═════ Supplied material ═════
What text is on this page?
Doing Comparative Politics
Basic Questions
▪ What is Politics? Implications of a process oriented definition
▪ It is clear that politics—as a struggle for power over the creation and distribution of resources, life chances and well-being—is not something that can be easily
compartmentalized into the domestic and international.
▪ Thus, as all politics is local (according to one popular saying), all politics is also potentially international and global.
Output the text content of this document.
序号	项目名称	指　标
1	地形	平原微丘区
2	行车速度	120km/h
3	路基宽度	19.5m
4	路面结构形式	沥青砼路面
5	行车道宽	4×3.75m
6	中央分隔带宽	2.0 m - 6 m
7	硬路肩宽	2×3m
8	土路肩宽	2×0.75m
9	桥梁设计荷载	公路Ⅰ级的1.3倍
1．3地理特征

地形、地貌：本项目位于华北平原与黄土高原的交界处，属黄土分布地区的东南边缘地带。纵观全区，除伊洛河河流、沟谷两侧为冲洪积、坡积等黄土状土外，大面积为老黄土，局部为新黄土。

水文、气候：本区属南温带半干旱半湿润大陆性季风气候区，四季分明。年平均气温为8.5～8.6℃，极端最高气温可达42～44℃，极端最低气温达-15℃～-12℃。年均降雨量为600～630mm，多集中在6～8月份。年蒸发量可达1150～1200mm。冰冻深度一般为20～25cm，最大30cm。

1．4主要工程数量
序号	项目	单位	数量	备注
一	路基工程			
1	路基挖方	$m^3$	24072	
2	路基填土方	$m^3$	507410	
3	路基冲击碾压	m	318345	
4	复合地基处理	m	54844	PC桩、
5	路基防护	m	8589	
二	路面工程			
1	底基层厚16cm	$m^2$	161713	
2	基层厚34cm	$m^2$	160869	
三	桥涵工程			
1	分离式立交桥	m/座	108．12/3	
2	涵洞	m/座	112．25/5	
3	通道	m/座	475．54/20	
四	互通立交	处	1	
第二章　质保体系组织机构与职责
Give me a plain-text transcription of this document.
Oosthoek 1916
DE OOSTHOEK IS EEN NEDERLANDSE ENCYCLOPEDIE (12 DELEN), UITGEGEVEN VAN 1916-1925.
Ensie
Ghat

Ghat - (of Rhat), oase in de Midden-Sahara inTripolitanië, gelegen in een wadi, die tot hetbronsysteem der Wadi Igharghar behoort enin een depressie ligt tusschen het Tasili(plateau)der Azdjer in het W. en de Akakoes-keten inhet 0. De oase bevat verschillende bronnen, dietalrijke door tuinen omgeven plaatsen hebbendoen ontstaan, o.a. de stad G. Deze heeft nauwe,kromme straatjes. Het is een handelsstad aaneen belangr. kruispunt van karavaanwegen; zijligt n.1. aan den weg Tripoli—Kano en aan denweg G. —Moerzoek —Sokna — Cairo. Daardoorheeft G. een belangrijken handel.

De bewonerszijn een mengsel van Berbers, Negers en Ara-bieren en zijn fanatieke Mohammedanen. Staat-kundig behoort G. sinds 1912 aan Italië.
═════
Short problem
Output the lines from the line containing "Output the text content of this document." to the end, both included; add nothing.

Exercise response
Output the text content of this document.
序号	项目名称	指　标
1	地形	平原微丘区
2	行车速度	120km/h
3	路基宽度	19.5m
4	路面结构形式	沥青砼路面
5	行车道宽	4×3.75m
6	中央分隔带宽	2.0 m - 6 m
7	硬路肩宽	2×3m
8	土路肩宽	2×0.75m
9	桥梁设计荷载	公路Ⅰ级的1.3倍
1．3地理特征

地形、地貌：本项目位于华北平原与黄土高原的交界处，属黄土分布地区的东南边缘地带。纵观全区，除伊洛河河流、沟谷两侧为冲洪积、坡积等黄土状土外，大面积为老黄土，局部为新黄土。

水文、气候：本区属南温带半干旱半湿润大陆性季风气候区，四季分明。年平均气温为8.5～8.6℃，极端最高气温可达42～44℃，极端最低气温达-15℃～-12℃。年均降雨量为600～630mm，多集中在6～8月份。年蒸发量可达1150～1200mm。冰冻深度一般为20～25cm，最大30cm。

1．4主要工程数量
序号	项目	单位	数量	备注
一	路基工程			
1	路基挖方	$m^3$	24072	
2	路基填土方	$m^3$	507410	
3	路基冲击碾压	m	318345	
4	复合地基处理	m	54844	PC桩、
5	路基防护	m	8589	
二	路面工程			
1	底基层厚16cm	$m^2$	161713	
2	基层厚34cm	$m^2$	160869	
三	桥涵工程			
1	分离式立交桥	m/座	108．12/3	
2	涵洞	m/座	112．25/5	
3	通道	m/座	475．54/20	
四	互通立交	处	1	
第二章　质保体系组织机构与职责
Give me a plain-text transcription of this document.
Oosthoek 1916
DE OOSTHOEK IS EEN NEDERLANDSE ENCYCLOPEDIE (12 DELEN), UITGEGEVEN VAN 1916-1925.
Ensie
Ghat

Ghat - (of Rhat), oase in de Midden-Sahara inTripolitanië, gelegen in een wadi, die tot hetbronsysteem der Wadi Igharghar behoort enin een depressie ligt tusschen het Tasili(plateau)der Azdjer in het W. en de Akakoes-keten inhet 0. De oase bevat verschillende bronnen, dietalrijke door tuinen omgeven plaatsen hebbendoen ontstaan, o.a. de stad G. Deze heeft nauwe,kromme straatjes. Het is een handelsstad aaneen belangr. kruispunt van karavaanwegen; zijligt n.1. aan den weg Tripoli—Kano en aan denweg G. —Moerzoek —Sokna — Cairo. Daardoorheeft G. een belangrijken handel.

De bewonerszijn een mengsel van Berbers, Negers en Ara-bieren en zijn fanatieke Mohammedanen. Staat-kundig behoort G. sinds 1912 aan Italië.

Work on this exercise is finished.